> [RECORDED INFORMATION]
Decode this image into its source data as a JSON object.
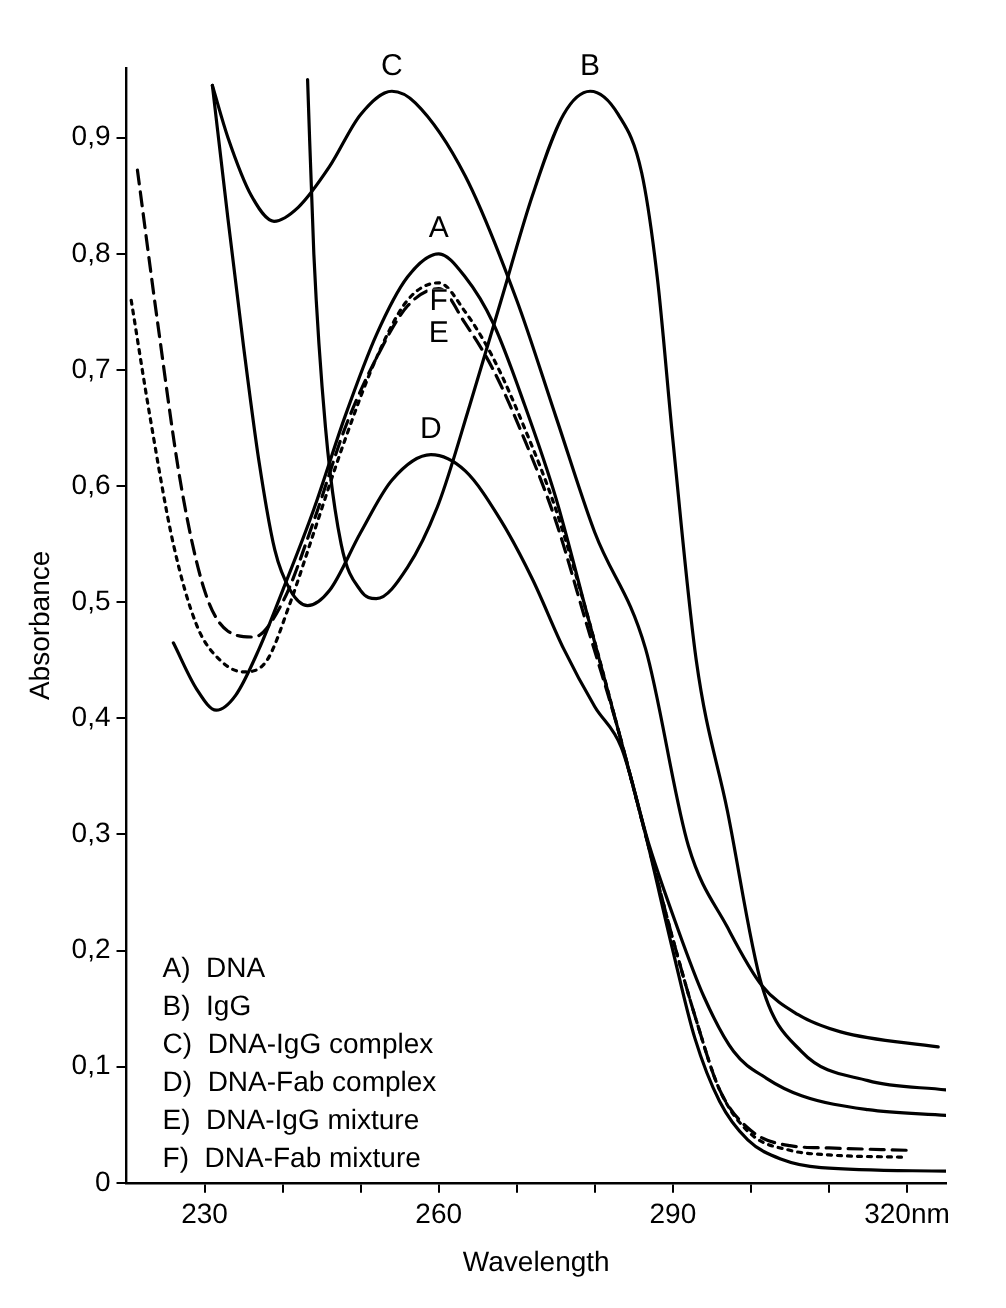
{
  "chart_data": {
    "type": "line",
    "xlabel": "Wavelength",
    "ylabel": "Absorbance",
    "xlim": [
      220,
      325
    ],
    "xticks": [
      {
        "value": 230,
        "label": "230"
      },
      {
        "value": 240,
        "label": null
      },
      {
        "value": 250,
        "label": null
      },
      {
        "value": 260,
        "label": "260"
      },
      {
        "value": 270,
        "label": null
      },
      {
        "value": 280,
        "label": null
      },
      {
        "value": 290,
        "label": "290"
      },
      {
        "value": 300,
        "label": null
      },
      {
        "value": 310,
        "label": null
      },
      {
        "value": 320,
        "label": "320nm"
      }
    ],
    "ylim": [
      0,
      0.96
    ],
    "yticks": [
      0,
      {
        "value": 0.1,
        "label": "0,1"
      },
      {
        "value": 0.2,
        "label": "0,2"
      },
      {
        "value": 0.3,
        "label": "0,3"
      },
      {
        "value": 0.4,
        "label": "0,4"
      },
      {
        "value": 0.5,
        "label": "0,5"
      },
      {
        "value": 0.6,
        "label": "0,6"
      },
      {
        "value": 0.7,
        "label": "0,7"
      },
      {
        "value": 0.8,
        "label": "0,8"
      },
      {
        "value": 0.9,
        "label": "0,9"
      }
    ],
    "grid": false,
    "legend": false,
    "marker": "none",
    "annotations": [
      "A)  DNA",
      "B)  IgG",
      "C)  DNA-IgG complex",
      "D)  DNA-Fab complex",
      "E)  DNA-IgG mixture",
      "F)  DNA-Fab mixture"
    ],
    "series": [
      {
        "name": "A",
        "color": "#000000",
        "line_style": "solid",
        "x": [
          226,
          229,
          231.5,
          234,
          237,
          240,
          244,
          248,
          252,
          256,
          260,
          263.4,
          267,
          271,
          275,
          279,
          283,
          286.5,
          290,
          292.8,
          296,
          299.6,
          304,
          309,
          325
        ],
        "values": [
          0.465,
          0.425,
          0.407,
          0.42,
          0.46,
          0.51,
          0.58,
          0.66,
          0.73,
          0.78,
          0.8,
          0.78,
          0.74,
          0.67,
          0.59,
          0.49,
          0.39,
          0.3,
          0.2,
          0.125,
          0.07,
          0.037,
          0.02,
          0.013,
          0.01
        ]
      },
      {
        "name": "B",
        "color": "#000000",
        "line_style": "solid",
        "x": [
          243.2,
          244,
          245.5,
          247.5,
          250,
          252,
          256,
          260,
          264,
          268,
          272,
          276,
          279.4,
          283,
          286,
          288,
          290,
          293,
          297,
          301.4,
          306.5,
          315,
          325
        ],
        "values": [
          0.95,
          0.8,
          0.65,
          0.55,
          0.51,
          0.503,
          0.53,
          0.585,
          0.67,
          0.76,
          0.85,
          0.92,
          0.94,
          0.92,
          0.87,
          0.78,
          0.64,
          0.45,
          0.32,
          0.17,
          0.113,
          0.088,
          0.08
        ]
      },
      {
        "name": "C",
        "color": "#000000",
        "line_style": "solid",
        "x": [
          231,
          233,
          236,
          238.9,
          242,
          246,
          250,
          254,
          257,
          263.4,
          270,
          275,
          280,
          286.5,
          292,
          297,
          301.4,
          306,
          311.5,
          324
        ],
        "values": [
          0.945,
          0.9,
          0.85,
          0.828,
          0.84,
          0.875,
          0.92,
          0.94,
          0.93,
          0.867,
          0.76,
          0.66,
          0.56,
          0.46,
          0.29,
          0.22,
          0.17,
          0.145,
          0.13,
          0.117
        ]
      },
      {
        "name": "D",
        "color": "#000000",
        "line_style": "solid",
        "x": [
          231,
          233,
          235,
          237,
          239,
          241,
          243.2,
          246,
          250,
          254,
          259,
          263.4,
          268,
          272,
          276,
          280,
          283.4,
          287,
          290.3,
          294,
          297.8,
          302,
          306.5,
          315,
          325
        ],
        "values": [
          0.945,
          0.83,
          0.72,
          0.62,
          0.545,
          0.51,
          0.497,
          0.51,
          0.56,
          0.605,
          0.627,
          0.613,
          0.57,
          0.52,
          0.46,
          0.41,
          0.375,
          0.29,
          0.225,
          0.16,
          0.113,
          0.09,
          0.075,
          0.063,
          0.058
        ]
      },
      {
        "name": "E",
        "color": "#000000",
        "line_style": "dashed",
        "x": [
          221.4,
          224,
          227,
          230,
          233,
          236.3,
          240,
          244,
          248,
          252,
          256,
          260,
          263.4,
          267,
          271,
          275,
          279,
          283,
          286.5,
          290,
          293,
          296,
          300,
          305,
          310,
          320
        ],
        "values": [
          0.872,
          0.74,
          0.6,
          0.51,
          0.475,
          0.47,
          0.5,
          0.57,
          0.65,
          0.71,
          0.755,
          0.77,
          0.74,
          0.7,
          0.64,
          0.57,
          0.48,
          0.39,
          0.3,
          0.21,
          0.14,
          0.08,
          0.045,
          0.032,
          0.03,
          0.028
        ]
      },
      {
        "name": "F",
        "color": "#000000",
        "line_style": "dotted",
        "x": [
          220.6,
          223,
          226,
          229,
          232,
          235,
          238,
          241,
          244,
          248,
          252,
          256,
          260,
          263.4,
          267,
          271,
          275,
          279,
          283,
          286.5,
          290,
          293,
          296,
          300,
          305,
          310,
          320
        ],
        "values": [
          0.76,
          0.66,
          0.55,
          0.48,
          0.45,
          0.44,
          0.45,
          0.5,
          0.56,
          0.64,
          0.71,
          0.76,
          0.775,
          0.75,
          0.71,
          0.65,
          0.58,
          0.49,
          0.39,
          0.3,
          0.21,
          0.14,
          0.08,
          0.042,
          0.028,
          0.024,
          0.022
        ]
      }
    ]
  }
}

> [WHAT THE TASK ASKS] Retype the whole listing, keeping every line identical and omitting all pictures.

> [THE RESULT]
Decode this image into its source data as a JSON object.
{
  "chart_data": {
    "type": "line",
    "xlabel": "Wavelength",
    "ylabel": "Absorbance",
    "xlim": [
      220,
      325
    ],
    "xticks": [
      {
        "value": 230,
        "label": "230"
      },
      {
        "value": 240,
        "label": null
      },
      {
        "value": 250,
        "label": null
      },
      {
        "value": 260,
        "label": "260"
      },
      {
        "value": 270,
        "label": null
      },
      {
        "value": 280,
        "label": null
      },
      {
        "value": 290,
        "label": "290"
      },
      {
        "value": 300,
        "label": null
      },
      {
        "value": 310,
        "label": null
      },
      {
        "value": 320,
        "label": "320nm"
      }
    ],
    "ylim": [
      0,
      0.96
    ],
    "yticks": [
      0,
      {
        "value": 0.1,
        "label": "0,1"
      },
      {
        "value": 0.2,
        "label": "0,2"
      },
      {
        "value": 0.3,
        "label": "0,3"
      },
      {
        "value": 0.4,
        "label": "0,4"
      },
      {
        "value": 0.5,
        "label": "0,5"
      },
      {
        "value": 0.6,
        "label": "0,6"
      },
      {
        "value": 0.7,
        "label": "0,7"
      },
      {
        "value": 0.8,
        "label": "0,8"
      },
      {
        "value": 0.9,
        "label": "0,9"
      }
    ],
    "grid": false,
    "legend": false,
    "marker": "none",
    "annotations": [
      "A)  DNA",
      "B)  IgG",
      "C)  DNA-IgG complex",
      "D)  DNA-Fab complex",
      "E)  DNA-IgG mixture",
      "F)  DNA-Fab mixture"
    ],
    "series": [
      {
        "name": "A",
        "color": "#000000",
        "line_style": "solid",
        "x": [
          226,
          229,
          231.5,
          234,
          237,
          240,
          244,
          248,
          252,
          256,
          260,
          263.4,
          267,
          271,
          275,
          279,
          283,
          286.5,
          290,
          292.8,
          296,
          299.6,
          304,
          309,
          325
        ],
        "values": [
          0.465,
          0.425,
          0.407,
          0.42,
          0.46,
          0.51,
          0.58,
          0.66,
          0.73,
          0.78,
          0.8,
          0.78,
          0.74,
          0.67,
          0.59,
          0.49,
          0.39,
          0.3,
          0.2,
          0.125,
          0.07,
          0.037,
          0.02,
          0.013,
          0.01
        ]
      },
      {
        "name": "B",
        "color": "#000000",
        "line_style": "solid",
        "x": [
          243.2,
          244,
          245.5,
          247.5,
          250,
          252,
          256,
          260,
          264,
          268,
          272,
          276,
          279.4,
          283,
          286,
          288,
          290,
          293,
          297,
          301.4,
          306.5,
          315,
          325
        ],
        "values": [
          0.95,
          0.8,
          0.65,
          0.55,
          0.51,
          0.503,
          0.53,
          0.585,
          0.67,
          0.76,
          0.85,
          0.92,
          0.94,
          0.92,
          0.87,
          0.78,
          0.64,
          0.45,
          0.32,
          0.17,
          0.113,
          0.088,
          0.08
        ]
      },
      {
        "name": "C",
        "color": "#000000",
        "line_style": "solid",
        "x": [
          231,
          233,
          236,
          238.9,
          242,
          246,
          250,
          254,
          257,
          263.4,
          270,
          275,
          280,
          286.5,
          292,
          297,
          301.4,
          306,
          311.5,
          324
        ],
        "values": [
          0.945,
          0.9,
          0.85,
          0.828,
          0.84,
          0.875,
          0.92,
          0.94,
          0.93,
          0.867,
          0.76,
          0.66,
          0.56,
          0.46,
          0.29,
          0.22,
          0.17,
          0.145,
          0.13,
          0.117
        ]
      },
      {
        "name": "D",
        "color": "#000000",
        "line_style": "solid",
        "x": [
          231,
          233,
          235,
          237,
          239,
          241,
          243.2,
          246,
          250,
          254,
          259,
          263.4,
          268,
          272,
          276,
          280,
          283.4,
          287,
          290.3,
          294,
          297.8,
          302,
          306.5,
          315,
          325
        ],
        "values": [
          0.945,
          0.83,
          0.72,
          0.62,
          0.545,
          0.51,
          0.497,
          0.51,
          0.56,
          0.605,
          0.627,
          0.613,
          0.57,
          0.52,
          0.46,
          0.41,
          0.375,
          0.29,
          0.225,
          0.16,
          0.113,
          0.09,
          0.075,
          0.063,
          0.058
        ]
      },
      {
        "name": "E",
        "color": "#000000",
        "line_style": "dashed",
        "x": [
          221.4,
          224,
          227,
          230,
          233,
          236.3,
          240,
          244,
          248,
          252,
          256,
          260,
          263.4,
          267,
          271,
          275,
          279,
          283,
          286.5,
          290,
          293,
          296,
          300,
          305,
          310,
          320
        ],
        "values": [
          0.872,
          0.74,
          0.6,
          0.51,
          0.475,
          0.47,
          0.5,
          0.57,
          0.65,
          0.71,
          0.755,
          0.77,
          0.74,
          0.7,
          0.64,
          0.57,
          0.48,
          0.39,
          0.3,
          0.21,
          0.14,
          0.08,
          0.045,
          0.032,
          0.03,
          0.028
        ]
      },
      {
        "name": "F",
        "color": "#000000",
        "line_style": "dotted",
        "x": [
          220.6,
          223,
          226,
          229,
          232,
          235,
          238,
          241,
          244,
          248,
          252,
          256,
          260,
          263.4,
          267,
          271,
          275,
          279,
          283,
          286.5,
          290,
          293,
          296,
          300,
          305,
          310,
          320
        ],
        "values": [
          0.76,
          0.66,
          0.55,
          0.48,
          0.45,
          0.44,
          0.45,
          0.5,
          0.56,
          0.64,
          0.71,
          0.76,
          0.775,
          0.75,
          0.71,
          0.65,
          0.58,
          0.49,
          0.39,
          0.3,
          0.21,
          0.14,
          0.08,
          0.042,
          0.028,
          0.024,
          0.022
        ]
      }
    ]
  }
}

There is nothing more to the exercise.